> **Problem**
In the material below, find each line holding the string "name" and copy it.

> **Entries provided**
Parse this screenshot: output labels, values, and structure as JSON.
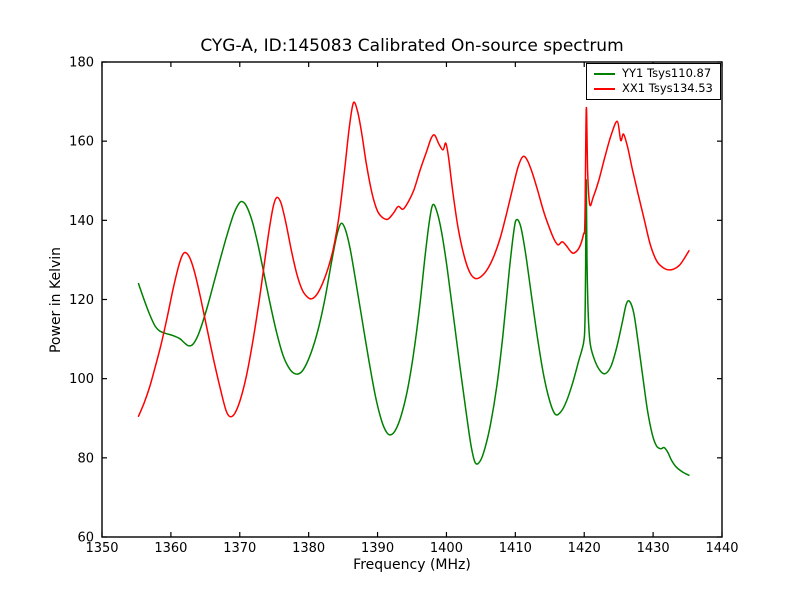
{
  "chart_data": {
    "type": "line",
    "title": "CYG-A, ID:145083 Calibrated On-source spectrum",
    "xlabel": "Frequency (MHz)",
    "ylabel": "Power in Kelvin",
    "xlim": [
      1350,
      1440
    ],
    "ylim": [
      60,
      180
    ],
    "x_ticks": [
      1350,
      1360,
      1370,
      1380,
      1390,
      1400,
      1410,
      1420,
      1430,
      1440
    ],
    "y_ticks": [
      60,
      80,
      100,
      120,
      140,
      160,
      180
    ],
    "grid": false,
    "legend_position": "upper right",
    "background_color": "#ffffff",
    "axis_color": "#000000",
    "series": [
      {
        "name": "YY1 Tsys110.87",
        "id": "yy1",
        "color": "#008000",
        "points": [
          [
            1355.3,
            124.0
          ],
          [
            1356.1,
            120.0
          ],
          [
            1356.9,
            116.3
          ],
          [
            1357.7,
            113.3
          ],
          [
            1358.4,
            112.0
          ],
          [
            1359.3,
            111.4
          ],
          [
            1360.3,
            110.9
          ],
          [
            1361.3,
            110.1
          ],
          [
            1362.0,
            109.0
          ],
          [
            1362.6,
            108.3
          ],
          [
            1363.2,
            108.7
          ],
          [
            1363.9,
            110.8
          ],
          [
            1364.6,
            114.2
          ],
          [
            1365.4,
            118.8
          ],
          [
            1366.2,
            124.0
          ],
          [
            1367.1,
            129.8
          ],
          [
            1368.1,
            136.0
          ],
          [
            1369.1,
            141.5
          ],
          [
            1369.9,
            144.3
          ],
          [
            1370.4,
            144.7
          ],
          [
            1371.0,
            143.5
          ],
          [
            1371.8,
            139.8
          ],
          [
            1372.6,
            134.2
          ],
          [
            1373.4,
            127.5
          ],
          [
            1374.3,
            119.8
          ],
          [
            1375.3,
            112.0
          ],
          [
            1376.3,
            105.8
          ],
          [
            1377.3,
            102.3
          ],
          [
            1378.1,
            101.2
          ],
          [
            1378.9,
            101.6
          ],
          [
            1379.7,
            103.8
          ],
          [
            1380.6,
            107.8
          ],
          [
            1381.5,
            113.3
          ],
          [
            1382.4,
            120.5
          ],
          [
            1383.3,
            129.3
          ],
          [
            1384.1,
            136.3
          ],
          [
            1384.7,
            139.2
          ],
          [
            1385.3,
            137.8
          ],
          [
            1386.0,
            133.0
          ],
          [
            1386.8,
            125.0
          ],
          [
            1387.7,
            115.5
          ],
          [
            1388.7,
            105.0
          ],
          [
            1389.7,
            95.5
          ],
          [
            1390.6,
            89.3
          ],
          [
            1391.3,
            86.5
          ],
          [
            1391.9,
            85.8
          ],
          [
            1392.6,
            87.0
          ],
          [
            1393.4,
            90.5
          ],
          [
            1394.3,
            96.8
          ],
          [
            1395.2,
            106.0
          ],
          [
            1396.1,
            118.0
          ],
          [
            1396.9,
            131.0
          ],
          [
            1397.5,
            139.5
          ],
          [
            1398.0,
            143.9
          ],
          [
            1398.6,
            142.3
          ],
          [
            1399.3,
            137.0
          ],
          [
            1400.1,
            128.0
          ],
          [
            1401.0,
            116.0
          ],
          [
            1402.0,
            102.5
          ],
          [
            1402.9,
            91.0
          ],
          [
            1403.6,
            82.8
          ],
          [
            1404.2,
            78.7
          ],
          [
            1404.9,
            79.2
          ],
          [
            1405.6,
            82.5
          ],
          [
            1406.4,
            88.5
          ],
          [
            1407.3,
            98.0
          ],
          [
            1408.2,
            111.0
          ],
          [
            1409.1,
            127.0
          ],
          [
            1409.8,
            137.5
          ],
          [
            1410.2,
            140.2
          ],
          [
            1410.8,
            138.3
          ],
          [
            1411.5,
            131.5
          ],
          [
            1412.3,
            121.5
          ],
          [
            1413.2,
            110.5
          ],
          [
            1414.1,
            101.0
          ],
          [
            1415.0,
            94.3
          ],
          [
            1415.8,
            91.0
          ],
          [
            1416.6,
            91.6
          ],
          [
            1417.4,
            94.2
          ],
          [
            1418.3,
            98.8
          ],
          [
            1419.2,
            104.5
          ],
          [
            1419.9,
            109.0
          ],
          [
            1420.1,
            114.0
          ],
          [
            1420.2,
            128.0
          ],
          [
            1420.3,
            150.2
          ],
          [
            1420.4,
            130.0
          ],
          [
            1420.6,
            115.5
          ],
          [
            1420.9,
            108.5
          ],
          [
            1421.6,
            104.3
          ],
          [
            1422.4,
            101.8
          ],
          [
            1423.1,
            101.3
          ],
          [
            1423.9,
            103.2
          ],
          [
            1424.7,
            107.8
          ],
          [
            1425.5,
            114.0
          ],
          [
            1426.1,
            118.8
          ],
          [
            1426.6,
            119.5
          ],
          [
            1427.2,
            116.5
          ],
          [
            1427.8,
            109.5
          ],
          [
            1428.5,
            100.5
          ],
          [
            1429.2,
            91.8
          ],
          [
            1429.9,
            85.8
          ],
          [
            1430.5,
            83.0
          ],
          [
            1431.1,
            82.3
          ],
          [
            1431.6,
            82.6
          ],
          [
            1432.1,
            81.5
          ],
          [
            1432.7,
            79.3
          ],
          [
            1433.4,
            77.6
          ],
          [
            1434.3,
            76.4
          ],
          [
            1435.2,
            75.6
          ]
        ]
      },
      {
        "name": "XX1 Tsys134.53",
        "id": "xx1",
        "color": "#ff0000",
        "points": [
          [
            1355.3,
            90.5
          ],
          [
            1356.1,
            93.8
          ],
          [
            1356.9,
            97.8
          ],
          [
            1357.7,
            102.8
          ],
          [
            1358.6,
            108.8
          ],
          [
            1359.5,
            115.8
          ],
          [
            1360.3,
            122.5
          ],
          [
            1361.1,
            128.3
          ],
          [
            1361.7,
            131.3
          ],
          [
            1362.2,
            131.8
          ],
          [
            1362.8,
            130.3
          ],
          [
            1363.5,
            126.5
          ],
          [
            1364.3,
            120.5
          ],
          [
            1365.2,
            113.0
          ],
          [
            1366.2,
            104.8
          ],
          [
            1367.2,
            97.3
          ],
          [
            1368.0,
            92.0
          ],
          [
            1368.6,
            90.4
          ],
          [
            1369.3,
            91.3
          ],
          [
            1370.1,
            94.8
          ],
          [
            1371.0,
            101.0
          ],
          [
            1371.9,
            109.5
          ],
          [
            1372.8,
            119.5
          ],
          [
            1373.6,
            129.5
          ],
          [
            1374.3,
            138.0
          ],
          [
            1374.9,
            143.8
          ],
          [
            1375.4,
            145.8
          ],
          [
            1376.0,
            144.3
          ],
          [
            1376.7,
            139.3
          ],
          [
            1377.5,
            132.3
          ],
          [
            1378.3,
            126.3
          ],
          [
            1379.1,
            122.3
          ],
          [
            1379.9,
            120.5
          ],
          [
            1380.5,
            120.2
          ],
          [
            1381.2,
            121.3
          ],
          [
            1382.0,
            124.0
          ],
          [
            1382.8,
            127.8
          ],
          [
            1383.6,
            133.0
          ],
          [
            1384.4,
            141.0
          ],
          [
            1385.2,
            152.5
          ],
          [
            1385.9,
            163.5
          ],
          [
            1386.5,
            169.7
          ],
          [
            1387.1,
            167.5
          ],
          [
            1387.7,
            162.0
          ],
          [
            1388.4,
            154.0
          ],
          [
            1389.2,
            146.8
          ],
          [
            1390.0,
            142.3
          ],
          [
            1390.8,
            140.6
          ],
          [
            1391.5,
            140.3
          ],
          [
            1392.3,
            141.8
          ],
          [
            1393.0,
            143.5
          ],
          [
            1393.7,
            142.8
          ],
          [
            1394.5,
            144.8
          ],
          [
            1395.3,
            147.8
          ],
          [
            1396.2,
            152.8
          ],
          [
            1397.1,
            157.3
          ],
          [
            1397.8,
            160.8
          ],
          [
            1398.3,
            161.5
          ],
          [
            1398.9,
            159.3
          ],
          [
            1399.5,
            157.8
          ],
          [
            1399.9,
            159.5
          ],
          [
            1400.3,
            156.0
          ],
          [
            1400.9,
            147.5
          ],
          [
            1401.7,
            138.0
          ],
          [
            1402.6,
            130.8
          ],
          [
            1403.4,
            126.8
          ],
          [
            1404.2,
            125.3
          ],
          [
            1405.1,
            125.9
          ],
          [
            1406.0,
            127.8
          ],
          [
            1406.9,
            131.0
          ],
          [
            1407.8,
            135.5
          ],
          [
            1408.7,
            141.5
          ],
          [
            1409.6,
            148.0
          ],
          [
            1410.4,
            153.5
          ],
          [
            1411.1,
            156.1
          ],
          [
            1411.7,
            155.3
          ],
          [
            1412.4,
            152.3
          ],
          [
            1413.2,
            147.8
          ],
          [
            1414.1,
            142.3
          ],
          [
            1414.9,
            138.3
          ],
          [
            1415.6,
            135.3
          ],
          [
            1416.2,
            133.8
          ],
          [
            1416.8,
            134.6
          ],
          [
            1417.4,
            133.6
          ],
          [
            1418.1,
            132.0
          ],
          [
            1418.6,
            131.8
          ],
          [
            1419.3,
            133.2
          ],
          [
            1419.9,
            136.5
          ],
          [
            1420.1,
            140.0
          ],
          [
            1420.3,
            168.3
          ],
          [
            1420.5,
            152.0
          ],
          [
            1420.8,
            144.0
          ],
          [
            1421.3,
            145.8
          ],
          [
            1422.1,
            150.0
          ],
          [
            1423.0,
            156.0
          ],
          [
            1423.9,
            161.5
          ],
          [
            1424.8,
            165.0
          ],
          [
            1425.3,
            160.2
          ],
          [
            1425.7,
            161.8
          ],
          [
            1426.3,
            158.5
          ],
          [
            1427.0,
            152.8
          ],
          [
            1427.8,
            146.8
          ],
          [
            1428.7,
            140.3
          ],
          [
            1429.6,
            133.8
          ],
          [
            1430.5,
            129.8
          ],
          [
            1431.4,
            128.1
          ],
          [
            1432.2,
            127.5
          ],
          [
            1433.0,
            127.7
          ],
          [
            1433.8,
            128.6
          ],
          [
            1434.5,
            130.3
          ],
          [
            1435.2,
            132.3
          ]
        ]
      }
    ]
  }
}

> **Complete response**
        "name": "YY1 Tsys110.87",
        "name": "XX1 Tsys134.53",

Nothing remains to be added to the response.